## Problem to solve:
Without including any pictures, copy each entry below exactly.

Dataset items
· · ·

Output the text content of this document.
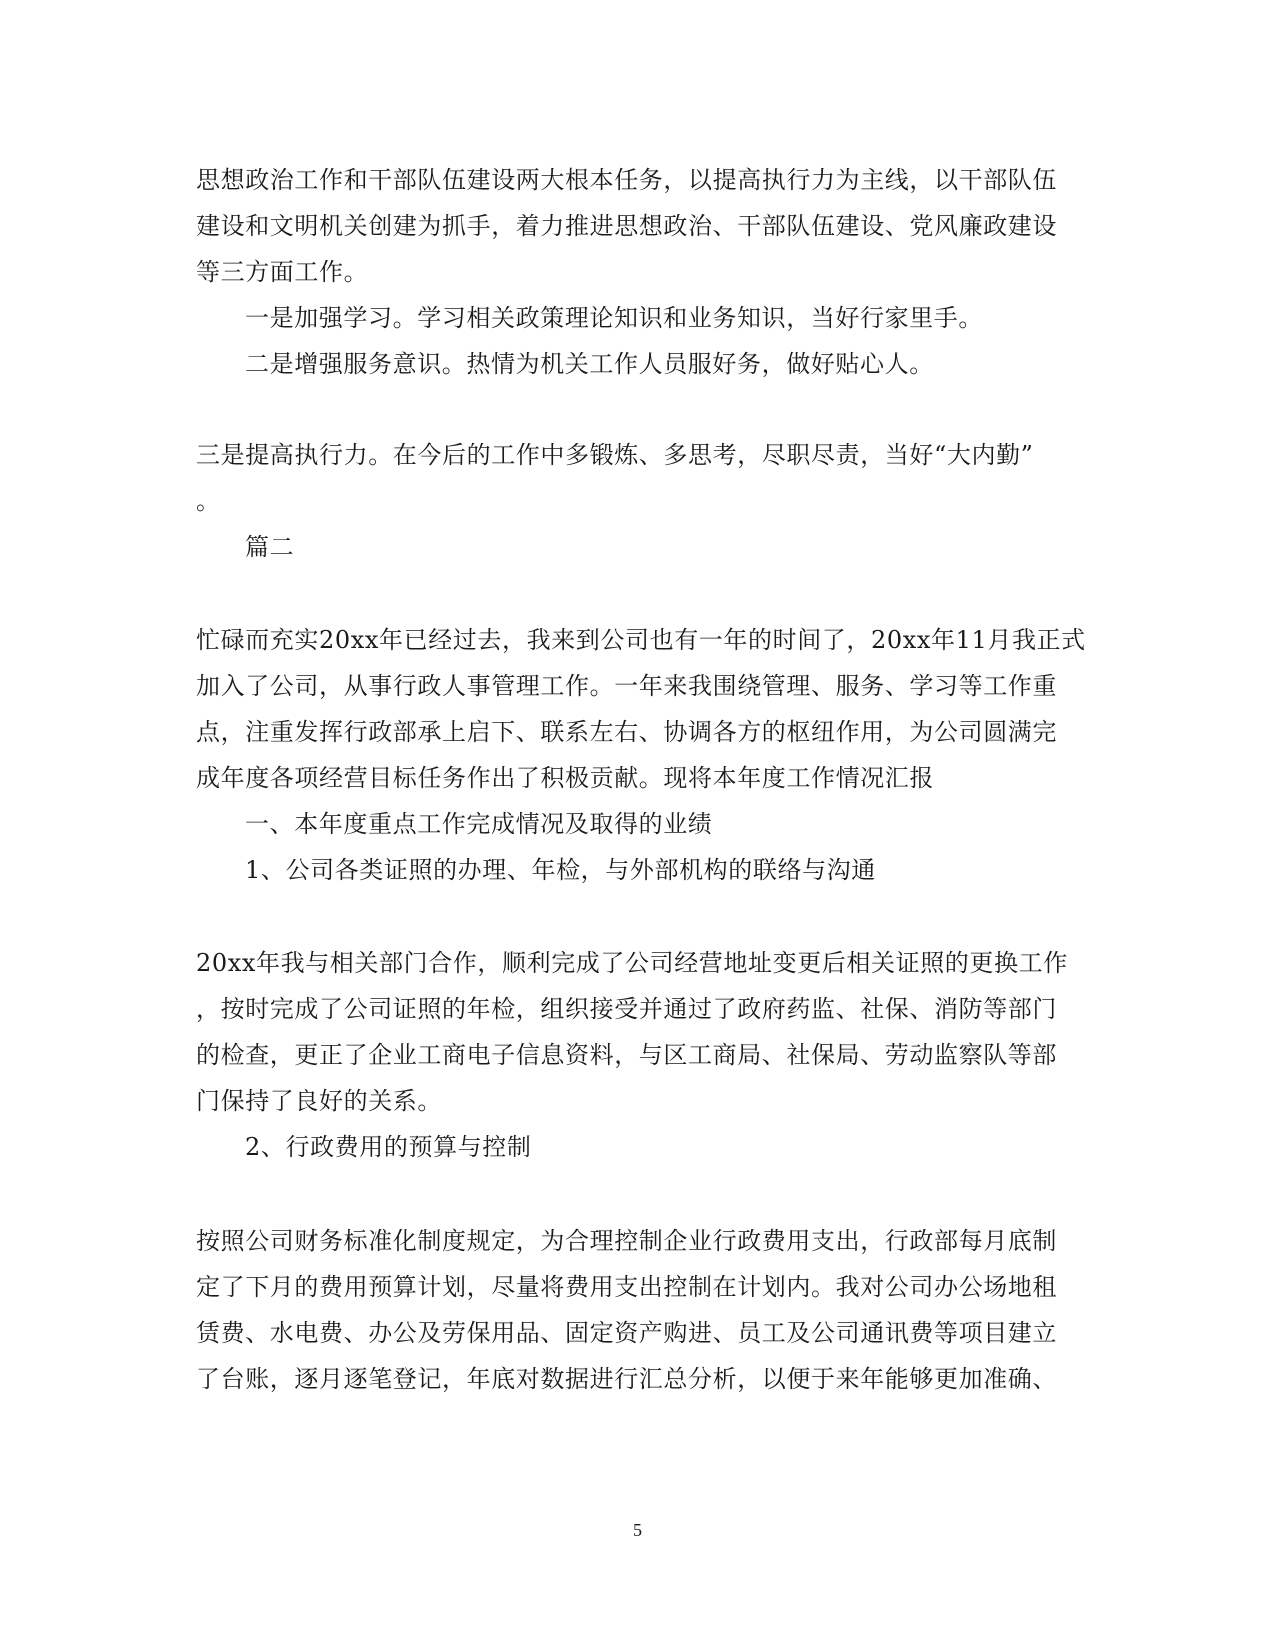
思想政治工作和干部队伍建设两大根本任务，以提高执行力为主线，以干部队伍
建设和文明机关创建为抓手，着力推进思想政治、干部队伍建设、党风廉政建设
等三方面工作。
一是加强学习。学习相关政策理论知识和业务知识，当好行家里手。
二是增强服务意识。热情为机关工作人员服好务，做好贴心人。
三是提高执行力。在今后的工作中多锻炼、多思考，尽职尽责，当好“大内勤”
。
篇二
忙碌而充实20xx年已经过去，我来到公司也有一年的时间了，20xx年11月我正式
加入了公司，从事行政人事管理工作。一年来我围绕管理、服务、学习等工作重
点，注重发挥行政部承上启下、联系左右、协调各方的枢纽作用，为公司圆满完
成年度各项经营目标任务作出了积极贡献。现将本年度工作情况汇报
一、本年度重点工作完成情况及取得的业绩
1、公司各类证照的办理、年检，与外部机构的联络与沟通
20xx年我与相关部门合作，顺利完成了公司经营地址变更后相关证照的更换工作
，按时完成了公司证照的年检，组织接受并通过了政府药监、社保、消防等部门
的检查，更正了企业工商电子信息资料，与区工商局、社保局、劳动监察队等部
门保持了良好的关系。
2、行政费用的预算与控制
按照公司财务标准化制度规定，为合理控制企业行政费用支出，行政部每月底制
定了下月的费用预算计划，尽量将费用支出控制在计划内。我对公司办公场地租
赁费、水电费、办公及劳保用品、固定资产购进、员工及公司通讯费等项目建立
了台账，逐月逐笔登记，年底对数据进行汇总分析，以便于来年能够更加准确、
5
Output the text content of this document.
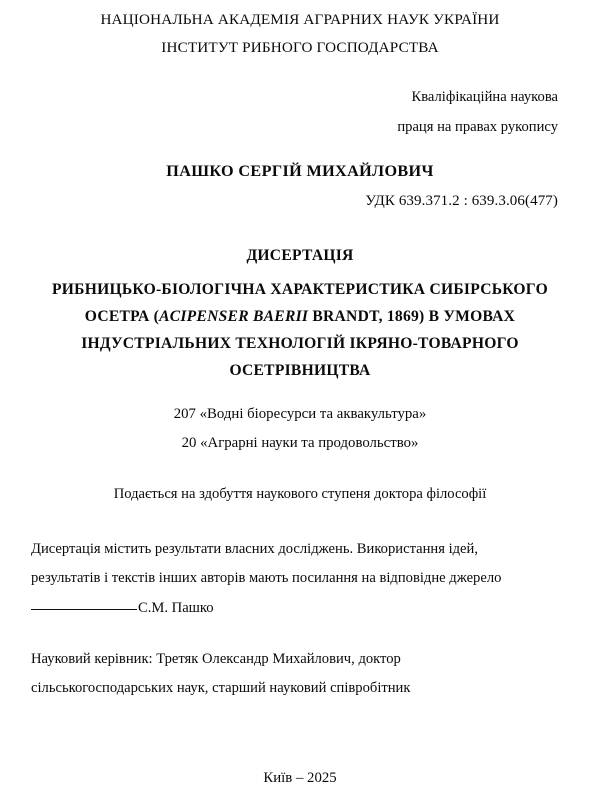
НАЦІОНАЛЬНА АКАДЕМІЯ АГРАРНИХ НАУК УКРАЇНИ
ІНСТИТУТ РИБНОГО ГОСПОДАРСТВА
Кваліфікаційна наукова
праця на правах рукопису
ПАШКО СЕРГІЙ МИХАЙЛОВИЧ
УДК 639.371.2 : 639.3.06(477)
ДИСЕРТАЦІЯ
РИБНИЦЬКО-БІОЛОГІЧНА ХАРАКТЕРИСТИКА СИБІРСЬКОГО
ОСЕТРА (ACIPENSER BAERII BRANDT, 1869) В УМОВАХ
ІНДУСТРІАЛЬНИХ ТЕХНОЛОГІЙ ІКРЯНО-ТОВАРНОГО
ОСЕТРІВНИЦТВА
207 «Водні біоресурси та аквакультура»
20 «Аграрні науки та продовольство»
Подається на здобуття наукового ступеня доктора філософії
Дисертація містить результати власних досліджень. Використання ідей,
результатів і текстів інших авторів мають посилання на відповідне джерело
С.М. Пашко
Науковий керівник: Третяк Олександр Михайлович, доктор
сільськогосподарських наук, старший науковий співробітник
Київ – 2025
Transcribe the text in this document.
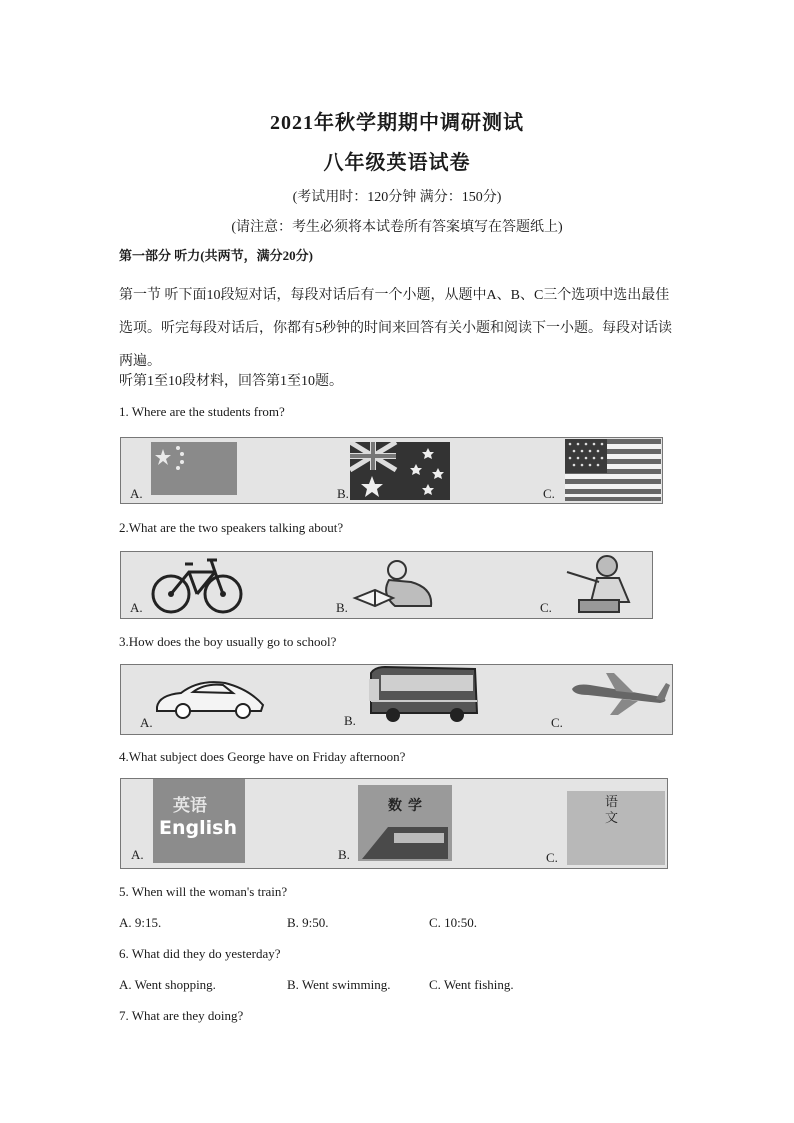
2021年秋学期期中调研测试
八年级英语试卷
(考试用时：120分钟 满分：150分)
(请注意：考生必须将本试卷所有答案填写在答题纸上)
第一部分 听力(共两节，满分20分)
第一节 听下面10段短对话，每段对话后有一个小题，从题中A、B、C三个选项中选出最佳选项。听完每段对话后，你都有5秒钟的时间来回答有关小题和阅读下一小题。每段对话读两遍。
听第1至10段材料，回答第1至10题。
1. Where are the students from?
A.	B.	C.
2.What are the two speakers talking about?
A.	B.	C.
3.How does the boy usually go to school?
A.	B.	C.
4.What subject does George have on Friday afternoon?
A.
英语
English
B.
数学
C.
语文
5. When will the woman's train?
A. 9:15.	B. 9:50.	C. 10:50.
6. What did they do yesterday?
A. Went shopping.	B. Went swimming.	C. Went fishing.
7. What are they doing?
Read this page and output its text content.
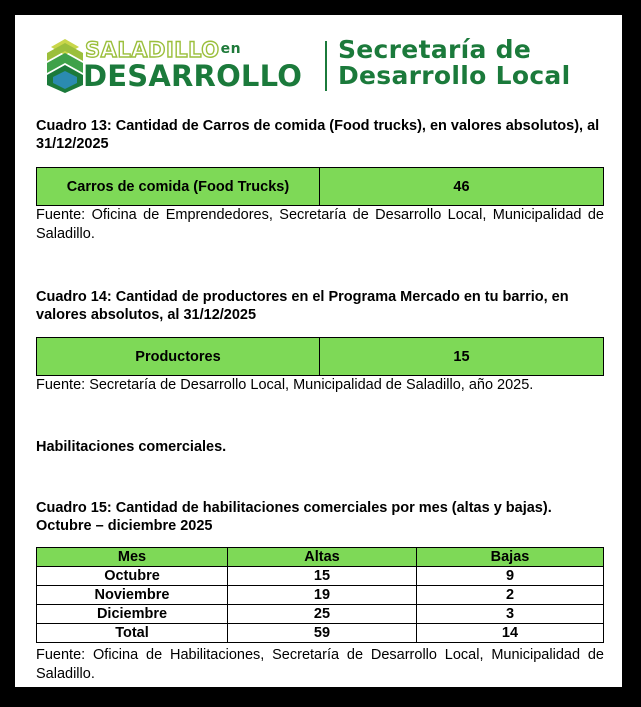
SALADILLOen
DESARROLLO
Secretaría de
Desarrollo Local
Cuadro 13: Cantidad de Carros de comida (Food trucks), en valores absolutos), al 31/12/2025
Carros de comida (Food Trucks)	46
Fuente: Oficina de Emprendedores, Secretaría de Desarrollo Local, Municipalidad de Saladillo.
Cuadro 14: Cantidad de productores en el Programa Mercado en tu barrio, en valores absolutos, al 31/12/2025
Productores	15
Fuente: Secretaría de Desarrollo Local, Municipalidad de Saladillo, año 2025.
Habilitaciones comerciales.
Cuadro 15: Cantidad de habilitaciones comerciales por mes (altas y bajas). Octubre – diciembre 2025
Mes	Altas	Bajas
Octubre	15	9
Noviembre	19	2
Diciembre	25	3
Total	59	14
Fuente: Oficina de Habilitaciones, Secretaría de Desarrollo Local, Municipalidad de Saladillo.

· · ·

## Task solution:
Output the text content of this document.
思想政治工作和干部队伍建设两大根本任务，以提高执行力为主线，以干部队伍
建设和文明机关创建为抓手，着力推进思想政治、干部队伍建设、党风廉政建设
等三方面工作。
一是加强学习。学习相关政策理论知识和业务知识，当好行家里手。
二是增强服务意识。热情为机关工作人员服好务，做好贴心人。
三是提高执行力。在今后的工作中多锻炼、多思考，尽职尽责，当好“大内勤”
。
篇二
忙碌而充实20xx年已经过去，我来到公司也有一年的时间了，20xx年11月我正式
加入了公司，从事行政人事管理工作。一年来我围绕管理、服务、学习等工作重
点，注重发挥行政部承上启下、联系左右、协调各方的枢纽作用，为公司圆满完
成年度各项经营目标任务作出了积极贡献。现将本年度工作情况汇报
一、本年度重点工作完成情况及取得的业绩
1、公司各类证照的办理、年检，与外部机构的联络与沟通
20xx年我与相关部门合作，顺利完成了公司经营地址变更后相关证照的更换工作
，按时完成了公司证照的年检，组织接受并通过了政府药监、社保、消防等部门
的检查，更正了企业工商电子信息资料，与区工商局、社保局、劳动监察队等部
门保持了良好的关系。
2、行政费用的预算与控制
按照公司财务标准化制度规定，为合理控制企业行政费用支出，行政部每月底制
定了下月的费用预算计划，尽量将费用支出控制在计划内。我对公司办公场地租
赁费、水电费、办公及劳保用品、固定资产购进、员工及公司通讯费等项目建立
了台账，逐月逐笔登记，年底对数据进行汇总分析，以便于来年能够更加准确、
5
Output the text content of this document.
НАЦІОНАЛЬНА АКАДЕМІЯ АГРАРНИХ НАУК УКРАЇНИ
ІНСТИТУТ РИБНОГО ГОСПОДАРСТВА
Кваліфікаційна наукова
праця на правах рукопису
ПАШКО СЕРГІЙ МИХАЙЛОВИЧ
УДК 639.371.2 : 639.3.06(477)
ДИСЕРТАЦІЯ
РИБНИЦЬКО-БІОЛОГІЧНА ХАРАКТЕРИСТИКА СИБІРСЬКОГО
ОСЕТРА (ACIPENSER BAERII BRANDT, 1869) В УМОВАХ
ІНДУСТРІАЛЬНИХ ТЕХНОЛОГІЙ ІКРЯНО-ТОВАРНОГО
ОСЕТРІВНИЦТВА
207 «Водні біоресурси та аквакультура»
20 «Аграрні науки та продовольство»
Подається на здобуття наукового ступеня доктора філософії
Дисертація містить результати власних досліджень. Використання ідей,
результатів і текстів інших авторів мають посилання на відповідне джерело
С.М. Пашко
Науковий керівник: Третяк Олександр Михайлович, доктор
сільськогосподарських наук, старший науковий співробітник
Київ – 2025
Transcribe the text in this document.
2021年秋学期期中调研测试
八年级英语试卷
(考试用时：120分钟 满分：150分)
(请注意：考生必须将本试卷所有答案填写在答题纸上)
第一部分 听力(共两节，满分20分)
第一节 听下面10段短对话，每段对话后有一个小题，从题中A、B、C三个选项中选出最佳选项。听完每段对话后，你都有5秒钟的时间来回答有关小题和阅读下一小题。每段对话读两遍。
听第1至10段材料，回答第1至10题。
1. Where are the students from?
A.	B.	C.
2.What are the two speakers talking about?
A.	B.	C.
3.How does the boy usually go to school?
A.	B.	C.
4.What subject does George have on Friday afternoon?
A.
英语
English
B.
数学
C.
语文
5. When will the woman's train?
A. 9:15.	B. 9:50.	C. 10:50.
6. What did they do yesterday?
A. Went shopping.	B. Went swimming.	C. Went fishing.
7. What are they doing?
Read this page and output its text content.
SALADILLOen
DESARROLLO
Secretaría de
Desarrollo Local
Cuadro 13: Cantidad de Carros de comida (Food trucks), en valores absolutos), al 31/12/2025
Carros de comida (Food Trucks)	46
Fuente: Oficina de Emprendedores, Secretaría de Desarrollo Local, Municipalidad de Saladillo.
Cuadro 14: Cantidad de productores en el Programa Mercado en tu barrio, en valores absolutos, al 31/12/2025
Productores	15
Fuente: Secretaría de Desarrollo Local, Municipalidad de Saladillo, año 2025.
Habilitaciones comerciales.
Cuadro 15: Cantidad de habilitaciones comerciales por mes (altas y bajas). Octubre – diciembre 2025
Mes	Altas	Bajas
Octubre	15	9
Noviembre	19	2
Diciembre	25	3
Total	59	14
Fuente: Oficina de Habilitaciones, Secretaría de Desarrollo Local, Municipalidad de Saladillo.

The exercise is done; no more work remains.